→ Required work: Every line of the material is to be repeated exactly as it stands.

(Raw records)
## Begin
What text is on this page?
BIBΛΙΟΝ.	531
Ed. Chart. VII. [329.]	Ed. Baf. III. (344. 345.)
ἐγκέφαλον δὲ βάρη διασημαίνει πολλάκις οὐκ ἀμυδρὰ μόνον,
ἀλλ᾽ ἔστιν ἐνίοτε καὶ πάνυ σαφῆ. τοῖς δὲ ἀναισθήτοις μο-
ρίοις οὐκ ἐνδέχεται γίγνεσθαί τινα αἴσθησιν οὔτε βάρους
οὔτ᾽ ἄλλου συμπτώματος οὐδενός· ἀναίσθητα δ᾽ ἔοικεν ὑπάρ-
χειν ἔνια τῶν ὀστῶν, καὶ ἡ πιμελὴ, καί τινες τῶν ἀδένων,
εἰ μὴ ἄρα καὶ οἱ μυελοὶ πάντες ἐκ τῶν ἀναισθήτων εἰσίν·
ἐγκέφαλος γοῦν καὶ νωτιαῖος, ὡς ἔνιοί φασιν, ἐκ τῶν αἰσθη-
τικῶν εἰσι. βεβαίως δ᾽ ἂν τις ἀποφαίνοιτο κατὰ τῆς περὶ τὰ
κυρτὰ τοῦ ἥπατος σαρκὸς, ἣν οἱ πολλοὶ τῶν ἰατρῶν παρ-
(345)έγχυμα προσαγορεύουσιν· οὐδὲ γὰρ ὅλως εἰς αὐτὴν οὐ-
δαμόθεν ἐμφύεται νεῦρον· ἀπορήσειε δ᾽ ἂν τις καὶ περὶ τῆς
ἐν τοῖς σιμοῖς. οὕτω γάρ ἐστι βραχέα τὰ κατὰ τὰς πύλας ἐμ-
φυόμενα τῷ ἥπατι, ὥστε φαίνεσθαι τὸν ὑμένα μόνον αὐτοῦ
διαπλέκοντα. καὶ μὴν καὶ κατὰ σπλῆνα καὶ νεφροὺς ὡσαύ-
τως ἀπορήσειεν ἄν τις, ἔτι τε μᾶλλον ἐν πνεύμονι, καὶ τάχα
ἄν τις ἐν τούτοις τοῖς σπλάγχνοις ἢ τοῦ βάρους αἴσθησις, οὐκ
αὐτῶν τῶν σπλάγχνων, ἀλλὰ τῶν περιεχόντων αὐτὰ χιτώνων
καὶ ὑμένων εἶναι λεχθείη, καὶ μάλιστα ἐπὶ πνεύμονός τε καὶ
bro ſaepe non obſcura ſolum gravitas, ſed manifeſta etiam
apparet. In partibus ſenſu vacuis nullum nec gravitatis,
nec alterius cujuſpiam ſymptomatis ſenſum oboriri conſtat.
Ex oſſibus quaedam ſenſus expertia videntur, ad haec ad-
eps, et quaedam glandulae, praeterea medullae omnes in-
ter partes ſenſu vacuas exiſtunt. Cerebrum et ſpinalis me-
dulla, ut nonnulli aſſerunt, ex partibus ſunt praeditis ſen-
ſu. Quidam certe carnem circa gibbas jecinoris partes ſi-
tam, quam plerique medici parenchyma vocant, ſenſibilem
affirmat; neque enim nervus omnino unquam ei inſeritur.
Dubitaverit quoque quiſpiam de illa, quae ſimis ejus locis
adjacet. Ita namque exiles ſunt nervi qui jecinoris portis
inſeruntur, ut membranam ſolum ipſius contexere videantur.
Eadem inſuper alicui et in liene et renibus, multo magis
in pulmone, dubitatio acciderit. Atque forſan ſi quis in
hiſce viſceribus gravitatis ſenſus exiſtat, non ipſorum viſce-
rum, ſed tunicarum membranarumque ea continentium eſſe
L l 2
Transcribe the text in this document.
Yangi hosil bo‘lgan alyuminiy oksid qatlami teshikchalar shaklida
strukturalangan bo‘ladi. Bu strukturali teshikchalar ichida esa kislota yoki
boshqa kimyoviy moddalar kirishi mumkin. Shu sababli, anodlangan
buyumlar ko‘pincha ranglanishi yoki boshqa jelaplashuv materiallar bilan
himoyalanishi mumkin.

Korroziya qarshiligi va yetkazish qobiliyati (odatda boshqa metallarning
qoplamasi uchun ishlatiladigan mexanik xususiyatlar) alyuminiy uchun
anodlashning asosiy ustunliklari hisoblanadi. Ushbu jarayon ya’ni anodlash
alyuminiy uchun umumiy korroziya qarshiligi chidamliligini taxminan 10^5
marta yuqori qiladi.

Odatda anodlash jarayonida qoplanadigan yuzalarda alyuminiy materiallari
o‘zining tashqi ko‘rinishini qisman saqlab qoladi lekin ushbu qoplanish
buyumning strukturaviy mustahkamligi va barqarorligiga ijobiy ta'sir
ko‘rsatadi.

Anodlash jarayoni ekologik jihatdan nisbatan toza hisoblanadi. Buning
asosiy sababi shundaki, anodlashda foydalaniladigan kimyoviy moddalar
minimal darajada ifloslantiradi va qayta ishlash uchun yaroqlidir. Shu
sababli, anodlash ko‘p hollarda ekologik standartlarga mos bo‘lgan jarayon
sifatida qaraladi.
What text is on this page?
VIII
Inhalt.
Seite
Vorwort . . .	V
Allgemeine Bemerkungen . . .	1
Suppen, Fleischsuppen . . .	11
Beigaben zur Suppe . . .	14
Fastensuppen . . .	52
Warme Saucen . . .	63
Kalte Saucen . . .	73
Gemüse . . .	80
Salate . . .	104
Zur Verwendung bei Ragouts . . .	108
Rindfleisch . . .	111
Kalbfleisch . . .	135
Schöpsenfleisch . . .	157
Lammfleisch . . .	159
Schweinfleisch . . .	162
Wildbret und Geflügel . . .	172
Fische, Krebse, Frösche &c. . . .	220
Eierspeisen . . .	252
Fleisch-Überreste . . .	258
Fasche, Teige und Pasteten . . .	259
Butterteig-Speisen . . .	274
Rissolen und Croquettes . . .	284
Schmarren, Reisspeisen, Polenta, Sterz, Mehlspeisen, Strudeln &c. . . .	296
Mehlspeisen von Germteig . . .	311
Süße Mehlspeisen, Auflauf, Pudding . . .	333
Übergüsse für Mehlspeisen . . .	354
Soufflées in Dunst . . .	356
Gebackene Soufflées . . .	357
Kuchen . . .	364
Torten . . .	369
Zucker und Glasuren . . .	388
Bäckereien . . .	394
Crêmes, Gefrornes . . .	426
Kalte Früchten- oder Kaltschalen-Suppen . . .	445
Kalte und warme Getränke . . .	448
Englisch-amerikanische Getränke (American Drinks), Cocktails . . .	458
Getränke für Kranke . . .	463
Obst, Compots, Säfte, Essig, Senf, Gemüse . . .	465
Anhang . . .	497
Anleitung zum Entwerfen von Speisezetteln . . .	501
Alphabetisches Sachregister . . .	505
## End
→ Result:
What text is on this page?
BIBΛΙΟΝ.	531
Ed. Chart. VII. [329.]	Ed. Baf. III. (344. 345.)
ἐγκέφαλον δὲ βάρη διασημαίνει πολλάκις οὐκ ἀμυδρὰ μόνον,
ἀλλ᾽ ἔστιν ἐνίοτε καὶ πάνυ σαφῆ. τοῖς δὲ ἀναισθήτοις μο-
ρίοις οὐκ ἐνδέχεται γίγνεσθαί τινα αἴσθησιν οὔτε βάρους
οὔτ᾽ ἄλλου συμπτώματος οὐδενός· ἀναίσθητα δ᾽ ἔοικεν ὑπάρ-
χειν ἔνια τῶν ὀστῶν, καὶ ἡ πιμελὴ, καί τινες τῶν ἀδένων,
εἰ μὴ ἄρα καὶ οἱ μυελοὶ πάντες ἐκ τῶν ἀναισθήτων εἰσίν·
ἐγκέφαλος γοῦν καὶ νωτιαῖος, ὡς ἔνιοί φασιν, ἐκ τῶν αἰσθη-
τικῶν εἰσι. βεβαίως δ᾽ ἂν τις ἀποφαίνοιτο κατὰ τῆς περὶ τὰ
κυρτὰ τοῦ ἥπατος σαρκὸς, ἣν οἱ πολλοὶ τῶν ἰατρῶν παρ-
(345)έγχυμα προσαγορεύουσιν· οὐδὲ γὰρ ὅλως εἰς αὐτὴν οὐ-
δαμόθεν ἐμφύεται νεῦρον· ἀπορήσειε δ᾽ ἂν τις καὶ περὶ τῆς
ἐν τοῖς σιμοῖς. οὕτω γάρ ἐστι βραχέα τὰ κατὰ τὰς πύλας ἐμ-
φυόμενα τῷ ἥπατι, ὥστε φαίνεσθαι τὸν ὑμένα μόνον αὐτοῦ
διαπλέκοντα. καὶ μὴν καὶ κατὰ σπλῆνα καὶ νεφροὺς ὡσαύ-
τως ἀπορήσειεν ἄν τις, ἔτι τε μᾶλλον ἐν πνεύμονι, καὶ τάχα
ἄν τις ἐν τούτοις τοῖς σπλάγχνοις ἢ τοῦ βάρους αἴσθησις, οὐκ
αὐτῶν τῶν σπλάγχνων, ἀλλὰ τῶν περιεχόντων αὐτὰ χιτώνων
καὶ ὑμένων εἶναι λεχθείη, καὶ μάλιστα ἐπὶ πνεύμονός τε καὶ
bro ſaepe non obſcura ſolum gravitas, ſed manifeſta etiam
apparet. In partibus ſenſu vacuis nullum nec gravitatis,
nec alterius cujuſpiam ſymptomatis ſenſum oboriri conſtat.
Ex oſſibus quaedam ſenſus expertia videntur, ad haec ad-
eps, et quaedam glandulae, praeterea medullae omnes in-
ter partes ſenſu vacuas exiſtunt. Cerebrum et ſpinalis me-
dulla, ut nonnulli aſſerunt, ex partibus ſunt praeditis ſen-
ſu. Quidam certe carnem circa gibbas jecinoris partes ſi-
tam, quam plerique medici parenchyma vocant, ſenſibilem
affirmat; neque enim nervus omnino unquam ei inſeritur.
Dubitaverit quoque quiſpiam de illa, quae ſimis ejus locis
adjacet. Ita namque exiles ſunt nervi qui jecinoris portis
inſeruntur, ut membranam ſolum ipſius contexere videantur.
Eadem inſuper alicui et in liene et renibus, multo magis
in pulmone, dubitatio acciderit. Atque forſan ſi quis in
hiſce viſceribus gravitatis ſenſus exiſtat, non ipſorum viſce-
rum, ſed tunicarum membranarumque ea continentium eſſe
L l 2
Transcribe the text in this document.
Yangi hosil bo‘lgan alyuminiy oksid qatlami teshikchalar shaklida
strukturalangan bo‘ladi. Bu strukturali teshikchalar ichida esa kislota yoki
boshqa kimyoviy moddalar kirishi mumkin. Shu sababli, anodlangan
buyumlar ko‘pincha ranglanishi yoki boshqa jelaplashuv materiallar bilan
himoyalanishi mumkin.

Korroziya qarshiligi va yetkazish qobiliyati (odatda boshqa metallarning
qoplamasi uchun ishlatiladigan mexanik xususiyatlar) alyuminiy uchun
anodlashning asosiy ustunliklari hisoblanadi. Ushbu jarayon ya’ni anodlash
alyuminiy uchun umumiy korroziya qarshiligi chidamliligini taxminan 10^5
marta yuqori qiladi.

Odatda anodlash jarayonida qoplanadigan yuzalarda alyuminiy materiallari
o‘zining tashqi ko‘rinishini qisman saqlab qoladi lekin ushbu qoplanish
buyumning strukturaviy mustahkamligi va barqarorligiga ijobiy ta'sir
ko‘rsatadi.

Anodlash jarayoni ekologik jihatdan nisbatan toza hisoblanadi. Buning
asosiy sababi shundaki, anodlashda foydalaniladigan kimyoviy moddalar
minimal darajada ifloslantiradi va qayta ishlash uchun yaroqlidir. Shu
sababli, anodlash ko‘p hollarda ekologik standartlarga mos bo‘lgan jarayon
sifatida qaraladi.
What text is on this page?
VIII
Inhalt.
Seite
Vorwort . . .	V
Allgemeine Bemerkungen . . .	1
Suppen, Fleischsuppen . . .	11
Beigaben zur Suppe . . .	14
Fastensuppen . . .	52
Warme Saucen . . .	63
Kalte Saucen . . .	73
Gemüse . . .	80
Salate . . .	104
Zur Verwendung bei Ragouts . . .	108
Rindfleisch . . .	111
Kalbfleisch . . .	135
Schöpsenfleisch . . .	157
Lammfleisch . . .	159
Schweinfleisch . . .	162
Wildbret und Geflügel . . .	172
Fische, Krebse, Frösche &c. . . .	220
Eierspeisen . . .	252
Fleisch-Überreste . . .	258
Fasche, Teige und Pasteten . . .	259
Butterteig-Speisen . . .	274
Rissolen und Croquettes . . .	284
Schmarren, Reisspeisen, Polenta, Sterz, Mehlspeisen, Strudeln &c. . . .	296
Mehlspeisen von Germteig . . .	311
Süße Mehlspeisen, Auflauf, Pudding . . .	333
Übergüsse für Mehlspeisen . . .	354
Soufflées in Dunst . . .	356
Gebackene Soufflées . . .	357
Kuchen . . .	364
Torten . . .	369
Zucker und Glasuren . . .	388
Bäckereien . . .	394
Crêmes, Gefrornes . . .	426
Kalte Früchten- oder Kaltschalen-Suppen . . .	445
Kalte und warme Getränke . . .	448
Englisch-amerikanische Getränke (American Drinks), Cocktails . . .	458
Getränke für Kranke . . .	463
Obst, Compots, Säfte, Essig, Senf, Gemüse . . .	465
Anhang . . .	497
Anleitung zum Entwerfen von Speisezetteln . . .	501
Alphabetisches Sachregister . . .	505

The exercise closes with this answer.